● **SOURCE RECORDS**
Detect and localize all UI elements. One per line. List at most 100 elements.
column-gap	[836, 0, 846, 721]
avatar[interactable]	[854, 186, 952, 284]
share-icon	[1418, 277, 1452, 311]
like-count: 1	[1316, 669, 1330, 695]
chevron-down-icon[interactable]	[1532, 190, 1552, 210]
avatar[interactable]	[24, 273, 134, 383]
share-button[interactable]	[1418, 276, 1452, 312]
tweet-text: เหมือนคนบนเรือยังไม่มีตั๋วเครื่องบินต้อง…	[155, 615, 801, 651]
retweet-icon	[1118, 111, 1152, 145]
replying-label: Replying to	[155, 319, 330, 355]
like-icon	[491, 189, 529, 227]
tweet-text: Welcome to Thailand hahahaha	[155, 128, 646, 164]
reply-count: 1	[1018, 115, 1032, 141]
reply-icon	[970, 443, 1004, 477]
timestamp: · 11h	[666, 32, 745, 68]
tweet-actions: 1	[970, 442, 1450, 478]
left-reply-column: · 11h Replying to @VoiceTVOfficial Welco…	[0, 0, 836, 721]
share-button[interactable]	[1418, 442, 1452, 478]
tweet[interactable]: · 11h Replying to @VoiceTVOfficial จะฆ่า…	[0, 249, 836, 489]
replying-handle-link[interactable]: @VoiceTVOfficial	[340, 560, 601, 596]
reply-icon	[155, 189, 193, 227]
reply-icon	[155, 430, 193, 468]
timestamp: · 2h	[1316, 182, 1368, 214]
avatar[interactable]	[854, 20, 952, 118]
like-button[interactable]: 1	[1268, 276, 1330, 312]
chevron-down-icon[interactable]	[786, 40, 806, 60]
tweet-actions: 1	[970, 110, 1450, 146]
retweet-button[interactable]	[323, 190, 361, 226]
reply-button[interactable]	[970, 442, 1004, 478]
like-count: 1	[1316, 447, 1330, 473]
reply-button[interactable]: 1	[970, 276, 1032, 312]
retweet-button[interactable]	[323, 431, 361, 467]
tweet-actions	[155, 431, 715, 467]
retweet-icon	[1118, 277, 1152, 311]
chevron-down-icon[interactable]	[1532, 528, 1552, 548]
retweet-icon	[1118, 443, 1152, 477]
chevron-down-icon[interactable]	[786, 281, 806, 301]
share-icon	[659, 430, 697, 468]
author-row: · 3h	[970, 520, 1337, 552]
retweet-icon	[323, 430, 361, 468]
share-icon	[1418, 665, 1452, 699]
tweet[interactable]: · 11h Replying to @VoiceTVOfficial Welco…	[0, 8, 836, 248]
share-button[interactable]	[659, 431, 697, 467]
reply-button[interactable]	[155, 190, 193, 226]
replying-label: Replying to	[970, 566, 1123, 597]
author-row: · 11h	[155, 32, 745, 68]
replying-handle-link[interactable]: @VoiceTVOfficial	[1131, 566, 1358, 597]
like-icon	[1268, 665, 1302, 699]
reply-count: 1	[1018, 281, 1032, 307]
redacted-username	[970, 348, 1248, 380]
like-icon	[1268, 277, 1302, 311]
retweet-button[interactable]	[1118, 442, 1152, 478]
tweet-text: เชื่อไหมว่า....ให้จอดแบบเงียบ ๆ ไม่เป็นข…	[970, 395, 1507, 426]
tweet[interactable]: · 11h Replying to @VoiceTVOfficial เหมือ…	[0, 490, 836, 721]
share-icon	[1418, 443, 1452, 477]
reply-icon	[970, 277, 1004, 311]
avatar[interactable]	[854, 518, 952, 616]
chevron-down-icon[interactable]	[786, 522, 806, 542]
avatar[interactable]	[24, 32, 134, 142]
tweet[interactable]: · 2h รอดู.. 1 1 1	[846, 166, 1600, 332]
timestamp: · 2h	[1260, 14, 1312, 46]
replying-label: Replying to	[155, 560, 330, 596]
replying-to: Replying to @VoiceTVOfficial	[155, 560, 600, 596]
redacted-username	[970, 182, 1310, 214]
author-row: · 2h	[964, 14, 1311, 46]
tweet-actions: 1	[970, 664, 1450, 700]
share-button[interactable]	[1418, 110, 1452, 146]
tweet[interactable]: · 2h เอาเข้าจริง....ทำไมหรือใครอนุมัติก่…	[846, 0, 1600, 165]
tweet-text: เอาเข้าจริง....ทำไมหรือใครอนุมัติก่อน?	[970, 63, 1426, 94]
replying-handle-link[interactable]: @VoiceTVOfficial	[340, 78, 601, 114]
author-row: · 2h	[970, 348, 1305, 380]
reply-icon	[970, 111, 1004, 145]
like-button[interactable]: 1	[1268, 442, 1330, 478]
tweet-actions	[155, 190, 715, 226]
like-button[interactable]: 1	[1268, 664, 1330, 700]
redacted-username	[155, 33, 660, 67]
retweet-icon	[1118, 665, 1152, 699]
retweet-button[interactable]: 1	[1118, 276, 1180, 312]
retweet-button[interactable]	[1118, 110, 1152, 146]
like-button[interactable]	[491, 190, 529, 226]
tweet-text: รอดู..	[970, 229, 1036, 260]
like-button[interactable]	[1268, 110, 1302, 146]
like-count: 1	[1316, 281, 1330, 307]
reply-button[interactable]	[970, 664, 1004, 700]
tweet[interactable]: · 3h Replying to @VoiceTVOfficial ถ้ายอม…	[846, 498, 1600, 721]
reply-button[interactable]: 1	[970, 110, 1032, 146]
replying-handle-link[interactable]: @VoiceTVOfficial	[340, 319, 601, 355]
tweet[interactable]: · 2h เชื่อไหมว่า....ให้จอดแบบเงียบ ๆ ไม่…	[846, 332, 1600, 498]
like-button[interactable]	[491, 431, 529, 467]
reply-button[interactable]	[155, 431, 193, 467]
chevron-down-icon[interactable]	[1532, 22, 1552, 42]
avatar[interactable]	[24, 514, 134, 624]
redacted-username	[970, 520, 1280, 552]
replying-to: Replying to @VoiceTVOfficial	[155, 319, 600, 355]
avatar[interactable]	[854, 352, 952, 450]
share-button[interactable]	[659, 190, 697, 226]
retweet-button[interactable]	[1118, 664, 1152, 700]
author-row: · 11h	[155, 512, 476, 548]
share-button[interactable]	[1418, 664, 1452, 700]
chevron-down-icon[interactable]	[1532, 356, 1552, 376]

● **WRITTEN REQUEST**
Copy the records word for word, from the first line through the line that contains "190, 1552, 210]", inclusive.

● **TASK RESULT**
Detect and localize all UI elements. One per line. List at most 100 elements.
column-gap	[836, 0, 846, 721]
avatar[interactable]	[854, 186, 952, 284]
share-icon	[1418, 277, 1452, 311]
like-count: 1	[1316, 669, 1330, 695]
chevron-down-icon[interactable]	[1532, 190, 1552, 210]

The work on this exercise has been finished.